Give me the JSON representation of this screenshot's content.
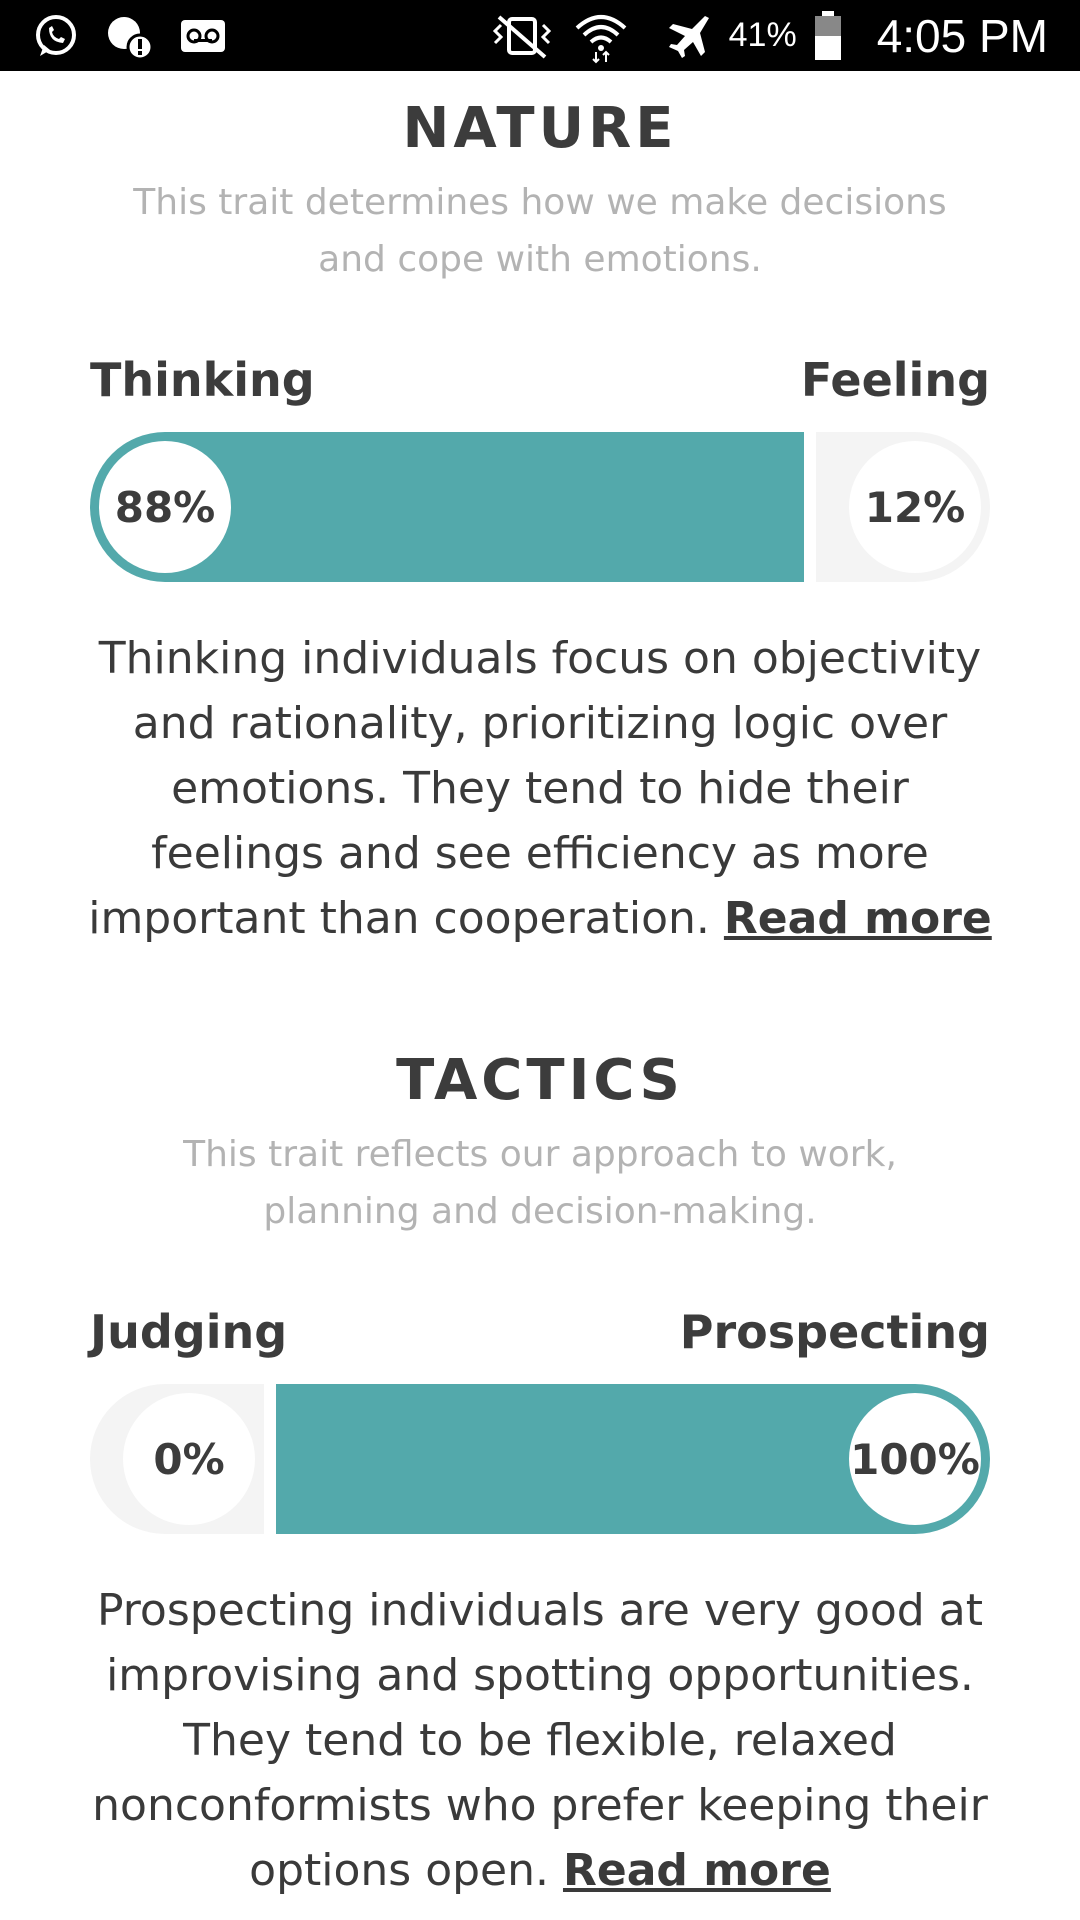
{
  "status_bar": {
    "battery": "41%",
    "time": "4:05 PM",
    "icons": [
      "whatsapp-icon",
      "alert-notification-icon",
      "voicemail-icon",
      "vibrate-mute-icon",
      "wifi-icon",
      "airplane-mode-icon",
      "battery-icon"
    ]
  },
  "sections": [
    {
      "title": "NATURE",
      "subtitle": "This trait determines how we make decisions and cope with emotions.",
      "left_label": "Thinking",
      "right_label": "Feeling",
      "left_percent_text": "88%",
      "right_percent_text": "12%",
      "dominant": "left",
      "fill_fraction": 0.88,
      "description": "Thinking individuals focus on objectivity and rationality, prioritizing logic over emotions. They tend to hide their feelings and see efficiency as more important than cooperation.",
      "read_more": "Read more"
    },
    {
      "title": "TACTICS",
      "subtitle": "This trait reflects our approach to work, planning and decision-making.",
      "left_label": "Judging",
      "right_label": "Prospecting",
      "left_percent_text": "0%",
      "right_percent_text": "100%",
      "dominant": "right",
      "fill_fraction": 1.0,
      "description": "Prospecting individuals are very good at improvising and spotting opportunities. They tend to be flexible, relaxed nonconformists who prefer keeping their options open.",
      "read_more": "Read more"
    }
  ],
  "colors": {
    "accent": "#53a9ab",
    "track": "#f4f4f4",
    "title": "#3c3c3c",
    "subtitle": "#b3b3b3",
    "statusbar": "#000000"
  }
}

*****

Set task: Repeat each entry above word for word, leaving every picture out.

Solution to the problem:
Give me the JSON representation of this screenshot's content.
{
  "status_bar": {
    "battery": "41%",
    "time": "4:05 PM",
    "icons": [
      "whatsapp-icon",
      "alert-notification-icon",
      "voicemail-icon",
      "vibrate-mute-icon",
      "wifi-icon",
      "airplane-mode-icon",
      "battery-icon"
    ]
  },
  "sections": [
    {
      "title": "NATURE",
      "subtitle": "This trait determines how we make decisions and cope with emotions.",
      "left_label": "Thinking",
      "right_label": "Feeling",
      "left_percent_text": "88%",
      "right_percent_text": "12%",
      "dominant": "left",
      "fill_fraction": 0.88,
      "description": "Thinking individuals focus on objectivity and rationality, prioritizing logic over emotions. They tend to hide their feelings and see efficiency as more important than cooperation.",
      "read_more": "Read more"
    },
    {
      "title": "TACTICS",
      "subtitle": "This trait reflects our approach to work, planning and decision-making.",
      "left_label": "Judging",
      "right_label": "Prospecting",
      "left_percent_text": "0%",
      "right_percent_text": "100%",
      "dominant": "right",
      "fill_fraction": 1.0,
      "description": "Prospecting individuals are very good at improvising and spotting opportunities. They tend to be flexible, relaxed nonconformists who prefer keeping their options open.",
      "read_more": "Read more"
    }
  ],
  "colors": {
    "accent": "#53a9ab",
    "track": "#f4f4f4",
    "title": "#3c3c3c",
    "subtitle": "#b3b3b3",
    "statusbar": "#000000"
  }
}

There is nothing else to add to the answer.